Raw records
· · ·
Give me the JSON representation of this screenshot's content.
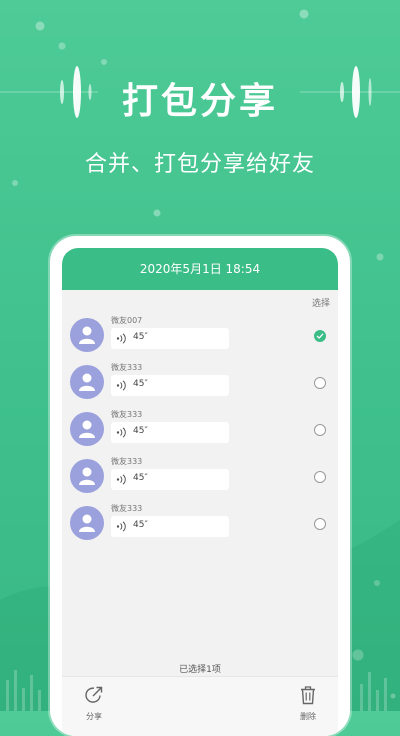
{
  "headline": "打包分享",
  "subline": "合并、打包分享给好友",
  "screen": {
    "datetime": "2020年5月1日  18:54",
    "select_label": "选择",
    "messages": [
      {
        "name": "微友007",
        "duration": "45″",
        "checked": true
      },
      {
        "name": "微友333",
        "duration": "45″",
        "checked": false
      },
      {
        "name": "微友333",
        "duration": "45″",
        "checked": false
      },
      {
        "name": "微友333",
        "duration": "45″",
        "checked": false
      },
      {
        "name": "微友333",
        "duration": "45″",
        "checked": false
      }
    ],
    "selected_count": "已选择1项",
    "toolbar": {
      "share_label": "分享",
      "delete_label": "删除"
    }
  },
  "colors": {
    "accent": "#3bbd88",
    "background": "#4ecb97",
    "avatar": "#9aa1dd"
  },
  "icons": {
    "avatar": "person-icon",
    "voice": "voice-wave-icon",
    "check": "check-icon",
    "share": "share-icon",
    "delete": "trash-icon"
  }
}
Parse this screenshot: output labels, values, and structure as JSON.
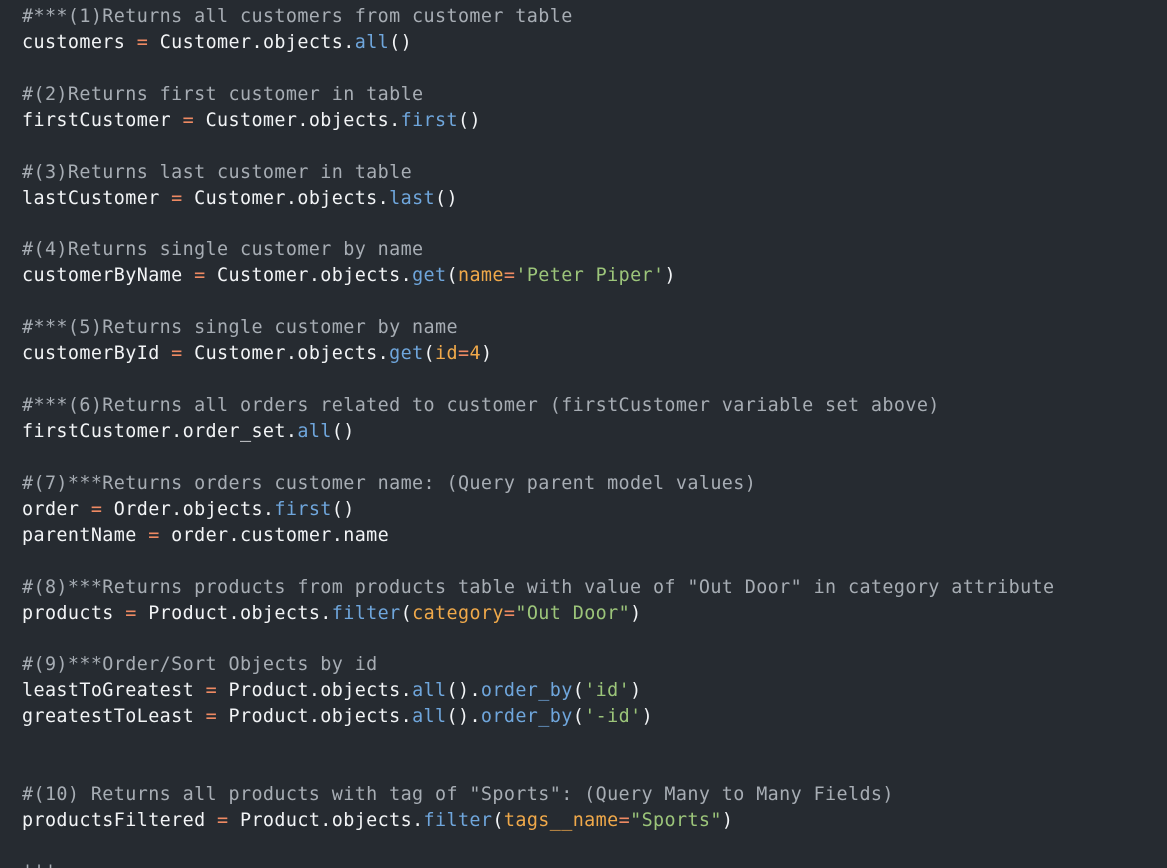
{
  "code_lines": [
    [
      {
        "t": "comment",
        "v": "#***(1)Returns all customers from customer table"
      }
    ],
    [
      {
        "t": "plain",
        "v": "customers "
      },
      {
        "t": "op",
        "v": "="
      },
      {
        "t": "plain",
        "v": " Customer.objects."
      },
      {
        "t": "method",
        "v": "all"
      },
      {
        "t": "plain",
        "v": "()"
      }
    ],
    [],
    [
      {
        "t": "comment",
        "v": "#(2)Returns first customer in table"
      }
    ],
    [
      {
        "t": "plain",
        "v": "firstCustomer "
      },
      {
        "t": "op",
        "v": "="
      },
      {
        "t": "plain",
        "v": " Customer.objects."
      },
      {
        "t": "method",
        "v": "first"
      },
      {
        "t": "plain",
        "v": "()"
      }
    ],
    [],
    [
      {
        "t": "comment",
        "v": "#(3)Returns last customer in table"
      }
    ],
    [
      {
        "t": "plain",
        "v": "lastCustomer "
      },
      {
        "t": "op",
        "v": "="
      },
      {
        "t": "plain",
        "v": " Customer.objects."
      },
      {
        "t": "method",
        "v": "last"
      },
      {
        "t": "plain",
        "v": "()"
      }
    ],
    [],
    [
      {
        "t": "comment",
        "v": "#(4)Returns single customer by name"
      }
    ],
    [
      {
        "t": "plain",
        "v": "customerByName "
      },
      {
        "t": "op",
        "v": "="
      },
      {
        "t": "plain",
        "v": " Customer.objects."
      },
      {
        "t": "method",
        "v": "get"
      },
      {
        "t": "plain",
        "v": "("
      },
      {
        "t": "kw",
        "v": "name"
      },
      {
        "t": "op",
        "v": "="
      },
      {
        "t": "str",
        "v": "'Peter Piper'"
      },
      {
        "t": "plain",
        "v": ")"
      }
    ],
    [],
    [
      {
        "t": "comment",
        "v": "#***(5)Returns single customer by name"
      }
    ],
    [
      {
        "t": "plain",
        "v": "customerById "
      },
      {
        "t": "op",
        "v": "="
      },
      {
        "t": "plain",
        "v": " Customer.objects."
      },
      {
        "t": "method",
        "v": "get"
      },
      {
        "t": "plain",
        "v": "("
      },
      {
        "t": "kw",
        "v": "id"
      },
      {
        "t": "op",
        "v": "="
      },
      {
        "t": "num",
        "v": "4"
      },
      {
        "t": "plain",
        "v": ")"
      }
    ],
    [],
    [
      {
        "t": "comment",
        "v": "#***(6)Returns all orders related to customer (firstCustomer variable set above)"
      }
    ],
    [
      {
        "t": "plain",
        "v": "firstCustomer.order_set."
      },
      {
        "t": "method",
        "v": "all"
      },
      {
        "t": "plain",
        "v": "()"
      }
    ],
    [],
    [
      {
        "t": "comment",
        "v": "#(7)***Returns orders customer name: (Query parent model values)"
      }
    ],
    [
      {
        "t": "plain",
        "v": "order "
      },
      {
        "t": "op",
        "v": "="
      },
      {
        "t": "plain",
        "v": " Order.objects."
      },
      {
        "t": "method",
        "v": "first"
      },
      {
        "t": "plain",
        "v": "()"
      }
    ],
    [
      {
        "t": "plain",
        "v": "parentName "
      },
      {
        "t": "op",
        "v": "="
      },
      {
        "t": "plain",
        "v": " order.customer.name"
      }
    ],
    [],
    [
      {
        "t": "comment",
        "v": "#(8)***Returns products from products table with value of \"Out Door\" in category attribute"
      }
    ],
    [
      {
        "t": "plain",
        "v": "products "
      },
      {
        "t": "op",
        "v": "="
      },
      {
        "t": "plain",
        "v": " Product.objects."
      },
      {
        "t": "method",
        "v": "filter"
      },
      {
        "t": "plain",
        "v": "("
      },
      {
        "t": "kw",
        "v": "category"
      },
      {
        "t": "op",
        "v": "="
      },
      {
        "t": "str",
        "v": "\"Out Door\""
      },
      {
        "t": "plain",
        "v": ")"
      }
    ],
    [],
    [
      {
        "t": "comment",
        "v": "#(9)***Order/Sort Objects by id"
      }
    ],
    [
      {
        "t": "plain",
        "v": "leastToGreatest "
      },
      {
        "t": "op",
        "v": "="
      },
      {
        "t": "plain",
        "v": " Product.objects."
      },
      {
        "t": "method",
        "v": "all"
      },
      {
        "t": "plain",
        "v": "()."
      },
      {
        "t": "method",
        "v": "order_by"
      },
      {
        "t": "plain",
        "v": "("
      },
      {
        "t": "str",
        "v": "'id'"
      },
      {
        "t": "plain",
        "v": ")"
      }
    ],
    [
      {
        "t": "plain",
        "v": "greatestToLeast "
      },
      {
        "t": "op",
        "v": "="
      },
      {
        "t": "plain",
        "v": " Product.objects."
      },
      {
        "t": "method",
        "v": "all"
      },
      {
        "t": "plain",
        "v": "()."
      },
      {
        "t": "method",
        "v": "order_by"
      },
      {
        "t": "plain",
        "v": "("
      },
      {
        "t": "str",
        "v": "'-id'"
      },
      {
        "t": "plain",
        "v": ")"
      }
    ],
    [],
    [],
    [
      {
        "t": "comment",
        "v": "#(10) Returns all products with tag of \"Sports\": (Query Many to Many Fields)"
      }
    ],
    [
      {
        "t": "plain",
        "v": "productsFiltered "
      },
      {
        "t": "op",
        "v": "="
      },
      {
        "t": "plain",
        "v": " Product.objects."
      },
      {
        "t": "method",
        "v": "filter"
      },
      {
        "t": "plain",
        "v": "("
      },
      {
        "t": "kw",
        "v": "tags__name"
      },
      {
        "t": "op",
        "v": "="
      },
      {
        "t": "str",
        "v": "\"Sports\""
      },
      {
        "t": "plain",
        "v": ")"
      }
    ],
    [],
    [
      {
        "t": "comment",
        "v": "'''"
      }
    ]
  ],
  "colors": {
    "background": "#262b31",
    "comment": "#a7adb4",
    "plain": "#f2f4f6",
    "operator": "#ef8a63",
    "method": "#6fa6dc",
    "keyword_arg": "#f0a94a",
    "string": "#9cc57a"
  }
}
· · ·
**WHAT NEEDS TO BE DONE:** Retype the entries word for word. Omit any images.

**FINAL ANSWER:**
Give me the JSON representation of this screenshot's content.
{
  "headline": "打包分享",
  "subline": "合并、打包分享给好友",
  "screen": {
    "datetime": "2020年5月1日  18:54",
    "select_label": "选择",
    "messages": [
      {
        "name": "微友007",
        "duration": "45″",
        "checked": true
      },
      {
        "name": "微友333",
        "duration": "45″",
        "checked": false
      },
      {
        "name": "微友333",
        "duration": "45″",
        "checked": false
      },
      {
        "name": "微友333",
        "duration": "45″",
        "checked": false
      },
      {
        "name": "微友333",
        "duration": "45″",
        "checked": false
      }
    ],
    "selected_count": "已选择1项",
    "toolbar": {
      "share_label": "分享",
      "delete_label": "删除"
    }
  },
  "colors": {
    "accent": "#3bbd88",
    "background": "#4ecb97",
    "avatar": "#9aa1dd"
  },
  "icons": {
    "avatar": "person-icon",
    "voice": "voice-wave-icon",
    "check": "check-icon",
    "share": "share-icon",
    "delete": "trash-icon"
  }
}
Parse this screenshot: output labels, values, and structure as JSON.
{
  "code_lines": [
    [
      {
        "t": "comment",
        "v": "#***(1)Returns all customers from customer table"
      }
    ],
    [
      {
        "t": "plain",
        "v": "customers "
      },
      {
        "t": "op",
        "v": "="
      },
      {
        "t": "plain",
        "v": " Customer.objects."
      },
      {
        "t": "method",
        "v": "all"
      },
      {
        "t": "plain",
        "v": "()"
      }
    ],
    [],
    [
      {
        "t": "comment",
        "v": "#(2)Returns first customer in table"
      }
    ],
    [
      {
        "t": "plain",
        "v": "firstCustomer "
      },
      {
        "t": "op",
        "v": "="
      },
      {
        "t": "plain",
        "v": " Customer.objects."
      },
      {
        "t": "method",
        "v": "first"
      },
      {
        "t": "plain",
        "v": "()"
      }
    ],
    [],
    [
      {
        "t": "comment",
        "v": "#(3)Returns last customer in table"
      }
    ],
    [
      {
        "t": "plain",
        "v": "lastCustomer "
      },
      {
        "t": "op",
        "v": "="
      },
      {
        "t": "plain",
        "v": " Customer.objects."
      },
      {
        "t": "method",
        "v": "last"
      },
      {
        "t": "plain",
        "v": "()"
      }
    ],
    [],
    [
      {
        "t": "comment",
        "v": "#(4)Returns single customer by name"
      }
    ],
    [
      {
        "t": "plain",
        "v": "customerByName "
      },
      {
        "t": "op",
        "v": "="
      },
      {
        "t": "plain",
        "v": " Customer.objects."
      },
      {
        "t": "method",
        "v": "get"
      },
      {
        "t": "plain",
        "v": "("
      },
      {
        "t": "kw",
        "v": "name"
      },
      {
        "t": "op",
        "v": "="
      },
      {
        "t": "str",
        "v": "'Peter Piper'"
      },
      {
        "t": "plain",
        "v": ")"
      }
    ],
    [],
    [
      {
        "t": "comment",
        "v": "#***(5)Returns single customer by name"
      }
    ],
    [
      {
        "t": "plain",
        "v": "customerById "
      },
      {
        "t": "op",
        "v": "="
      },
      {
        "t": "plain",
        "v": " Customer.objects."
      },
      {
        "t": "method",
        "v": "get"
      },
      {
        "t": "plain",
        "v": "("
      },
      {
        "t": "kw",
        "v": "id"
      },
      {
        "t": "op",
        "v": "="
      },
      {
        "t": "num",
        "v": "4"
      },
      {
        "t": "plain",
        "v": ")"
      }
    ],
    [],
    [
      {
        "t": "comment",
        "v": "#***(6)Returns all orders related to customer (firstCustomer variable set above)"
      }
    ],
    [
      {
        "t": "plain",
        "v": "firstCustomer.order_set."
      },
      {
        "t": "method",
        "v": "all"
      },
      {
        "t": "plain",
        "v": "()"
      }
    ],
    [],
    [
      {
        "t": "comment",
        "v": "#(7)***Returns orders customer name: (Query parent model values)"
      }
    ],
    [
      {
        "t": "plain",
        "v": "order "
      },
      {
        "t": "op",
        "v": "="
      },
      {
        "t": "plain",
        "v": " Order.objects."
      },
      {
        "t": "method",
        "v": "first"
      },
      {
        "t": "plain",
        "v": "()"
      }
    ],
    [
      {
        "t": "plain",
        "v": "parentName "
      },
      {
        "t": "op",
        "v": "="
      },
      {
        "t": "plain",
        "v": " order.customer.name"
      }
    ],
    [],
    [
      {
        "t": "comment",
        "v": "#(8)***Returns products from products table with value of \"Out Door\" in category attribute"
      }
    ],
    [
      {
        "t": "plain",
        "v": "products "
      },
      {
        "t": "op",
        "v": "="
      },
      {
        "t": "plain",
        "v": " Product.objects."
      },
      {
        "t": "method",
        "v": "filter"
      },
      {
        "t": "plain",
        "v": "("
      },
      {
        "t": "kw",
        "v": "category"
      },
      {
        "t": "op",
        "v": "="
      },
      {
        "t": "str",
        "v": "\"Out Door\""
      },
      {
        "t": "plain",
        "v": ")"
      }
    ],
    [],
    [
      {
        "t": "comment",
        "v": "#(9)***Order/Sort Objects by id"
      }
    ],
    [
      {
        "t": "plain",
        "v": "leastToGreatest "
      },
      {
        "t": "op",
        "v": "="
      },
      {
        "t": "plain",
        "v": " Product.objects."
      },
      {
        "t": "method",
        "v": "all"
      },
      {
        "t": "plain",
        "v": "()."
      },
      {
        "t": "method",
        "v": "order_by"
      },
      {
        "t": "plain",
        "v": "("
      },
      {
        "t": "str",
        "v": "'id'"
      },
      {
        "t": "plain",
        "v": ")"
      }
    ],
    [
      {
        "t": "plain",
        "v": "greatestToLeast "
      },
      {
        "t": "op",
        "v": "="
      },
      {
        "t": "plain",
        "v": " Product.objects."
      },
      {
        "t": "method",
        "v": "all"
      },
      {
        "t": "plain",
        "v": "()."
      },
      {
        "t": "method",
        "v": "order_by"
      },
      {
        "t": "plain",
        "v": "("
      },
      {
        "t": "str",
        "v": "'-id'"
      },
      {
        "t": "plain",
        "v": ")"
      }
    ],
    [],
    [],
    [
      {
        "t": "comment",
        "v": "#(10) Returns all products with tag of \"Sports\": (Query Many to Many Fields)"
      }
    ],
    [
      {
        "t": "plain",
        "v": "productsFiltered "
      },
      {
        "t": "op",
        "v": "="
      },
      {
        "t": "plain",
        "v": " Product.objects."
      },
      {
        "t": "method",
        "v": "filter"
      },
      {
        "t": "plain",
        "v": "("
      },
      {
        "t": "kw",
        "v": "tags__name"
      },
      {
        "t": "op",
        "v": "="
      },
      {
        "t": "str",
        "v": "\"Sports\""
      },
      {
        "t": "plain",
        "v": ")"
      }
    ],
    [],
    [
      {
        "t": "comment",
        "v": "'''"
      }
    ]
  ],
  "colors": {
    "background": "#262b31",
    "comment": "#a7adb4",
    "plain": "#f2f4f6",
    "operator": "#ef8a63",
    "method": "#6fa6dc",
    "keyword_arg": "#f0a94a",
    "string": "#9cc57a"
  }
}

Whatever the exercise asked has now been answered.